INFORMATION GIVEN »
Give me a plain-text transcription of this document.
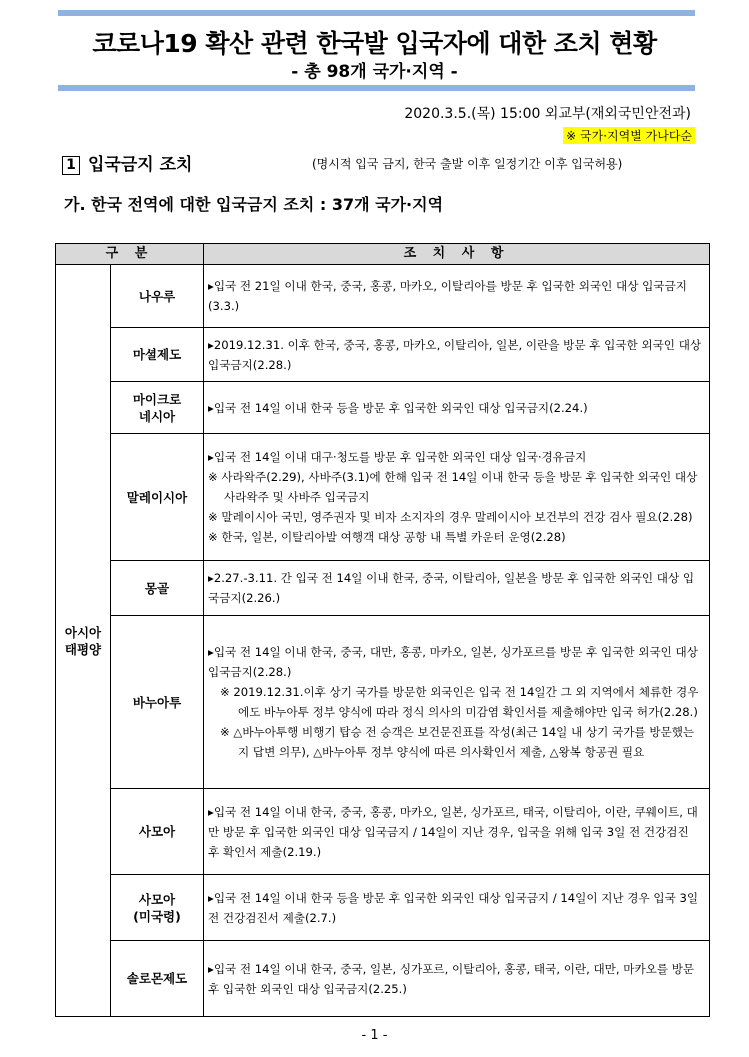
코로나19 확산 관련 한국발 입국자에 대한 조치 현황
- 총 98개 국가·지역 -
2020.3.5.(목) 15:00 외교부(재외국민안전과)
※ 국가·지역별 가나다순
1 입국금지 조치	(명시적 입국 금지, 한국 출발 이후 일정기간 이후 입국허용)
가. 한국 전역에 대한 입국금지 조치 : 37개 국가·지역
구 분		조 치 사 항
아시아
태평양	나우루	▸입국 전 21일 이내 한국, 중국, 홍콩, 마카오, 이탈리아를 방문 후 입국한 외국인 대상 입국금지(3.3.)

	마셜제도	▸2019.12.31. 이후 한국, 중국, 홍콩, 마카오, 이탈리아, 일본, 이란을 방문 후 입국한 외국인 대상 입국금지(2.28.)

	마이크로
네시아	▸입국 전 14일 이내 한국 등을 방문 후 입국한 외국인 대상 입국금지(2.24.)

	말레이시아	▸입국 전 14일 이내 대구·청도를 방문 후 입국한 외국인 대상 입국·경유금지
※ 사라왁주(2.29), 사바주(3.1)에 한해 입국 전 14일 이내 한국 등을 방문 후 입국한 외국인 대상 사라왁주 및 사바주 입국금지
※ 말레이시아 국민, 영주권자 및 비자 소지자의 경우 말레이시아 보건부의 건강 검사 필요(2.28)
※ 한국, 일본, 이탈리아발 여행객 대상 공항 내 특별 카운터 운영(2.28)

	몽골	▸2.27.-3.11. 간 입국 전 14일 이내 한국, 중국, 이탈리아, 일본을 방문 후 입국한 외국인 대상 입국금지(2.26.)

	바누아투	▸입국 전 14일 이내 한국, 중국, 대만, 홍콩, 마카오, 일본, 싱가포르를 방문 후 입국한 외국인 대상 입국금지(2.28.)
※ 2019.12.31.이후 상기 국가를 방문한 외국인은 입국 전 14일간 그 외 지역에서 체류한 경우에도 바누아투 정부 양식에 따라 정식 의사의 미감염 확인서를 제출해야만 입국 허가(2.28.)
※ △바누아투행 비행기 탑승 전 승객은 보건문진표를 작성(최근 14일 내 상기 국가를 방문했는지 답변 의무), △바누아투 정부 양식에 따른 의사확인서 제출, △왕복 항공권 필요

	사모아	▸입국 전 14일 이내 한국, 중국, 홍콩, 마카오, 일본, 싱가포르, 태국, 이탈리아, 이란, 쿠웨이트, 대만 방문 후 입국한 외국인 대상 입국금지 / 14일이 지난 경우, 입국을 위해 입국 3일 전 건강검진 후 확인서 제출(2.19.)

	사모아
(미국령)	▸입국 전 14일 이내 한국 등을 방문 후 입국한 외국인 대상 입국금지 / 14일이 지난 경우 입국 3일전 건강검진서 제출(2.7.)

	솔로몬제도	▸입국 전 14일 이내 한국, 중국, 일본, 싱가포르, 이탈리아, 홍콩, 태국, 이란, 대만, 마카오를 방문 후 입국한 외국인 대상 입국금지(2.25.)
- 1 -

WORK TO COMPLETE »
From the material above, copy everything exactly but the pictures.

TASK RESULT »
Give me a plain-text transcription of this document.
코로나19 확산 관련 한국발 입국자에 대한 조치 현황
- 총 98개 국가·지역 -
2020.3.5.(목) 15:00 외교부(재외국민안전과)
※ 국가·지역별 가나다순
1 입국금지 조치	(명시적 입국 금지, 한국 출발 이후 일정기간 이후 입국허용)
가. 한국 전역에 대한 입국금지 조치 : 37개 국가·지역
구 분		조 치 사 항
아시아
태평양	나우루	▸입국 전 21일 이내 한국, 중국, 홍콩, 마카오, 이탈리아를 방문 후 입국한 외국인 대상 입국금지(3.3.)

	마셜제도	▸2019.12.31. 이후 한국, 중국, 홍콩, 마카오, 이탈리아, 일본, 이란을 방문 후 입국한 외국인 대상 입국금지(2.28.)

	마이크로
네시아	▸입국 전 14일 이내 한국 등을 방문 후 입국한 외국인 대상 입국금지(2.24.)

	말레이시아	▸입국 전 14일 이내 대구·청도를 방문 후 입국한 외국인 대상 입국·경유금지
※ 사라왁주(2.29), 사바주(3.1)에 한해 입국 전 14일 이내 한국 등을 방문 후 입국한 외국인 대상 사라왁주 및 사바주 입국금지
※ 말레이시아 국민, 영주권자 및 비자 소지자의 경우 말레이시아 보건부의 건강 검사 필요(2.28)
※ 한국, 일본, 이탈리아발 여행객 대상 공항 내 특별 카운터 운영(2.28)

	몽골	▸2.27.-3.11. 간 입국 전 14일 이내 한국, 중국, 이탈리아, 일본을 방문 후 입국한 외국인 대상 입국금지(2.26.)

	바누아투	▸입국 전 14일 이내 한국, 중국, 대만, 홍콩, 마카오, 일본, 싱가포르를 방문 후 입국한 외국인 대상 입국금지(2.28.)
※ 2019.12.31.이후 상기 국가를 방문한 외국인은 입국 전 14일간 그 외 지역에서 체류한 경우에도 바누아투 정부 양식에 따라 정식 의사의 미감염 확인서를 제출해야만 입국 허가(2.28.)
※ △바누아투행 비행기 탑승 전 승객은 보건문진표를 작성(최근 14일 내 상기 국가를 방문했는지 답변 의무), △바누아투 정부 양식에 따른 의사확인서 제출, △왕복 항공권 필요

	사모아	▸입국 전 14일 이내 한국, 중국, 홍콩, 마카오, 일본, 싱가포르, 태국, 이탈리아, 이란, 쿠웨이트, 대만 방문 후 입국한 외국인 대상 입국금지 / 14일이 지난 경우, 입국을 위해 입국 3일 전 건강검진 후 확인서 제출(2.19.)

	사모아
(미국령)	▸입국 전 14일 이내 한국 등을 방문 후 입국한 외국인 대상 입국금지 / 14일이 지난 경우 입국 3일전 건강검진서 제출(2.7.)

	솔로몬제도	▸입국 전 14일 이내 한국, 중국, 일본, 싱가포르, 이탈리아, 홍콩, 태국, 이란, 대만, 마카오를 방문 후 입국한 외국인 대상 입국금지(2.25.)
- 1 -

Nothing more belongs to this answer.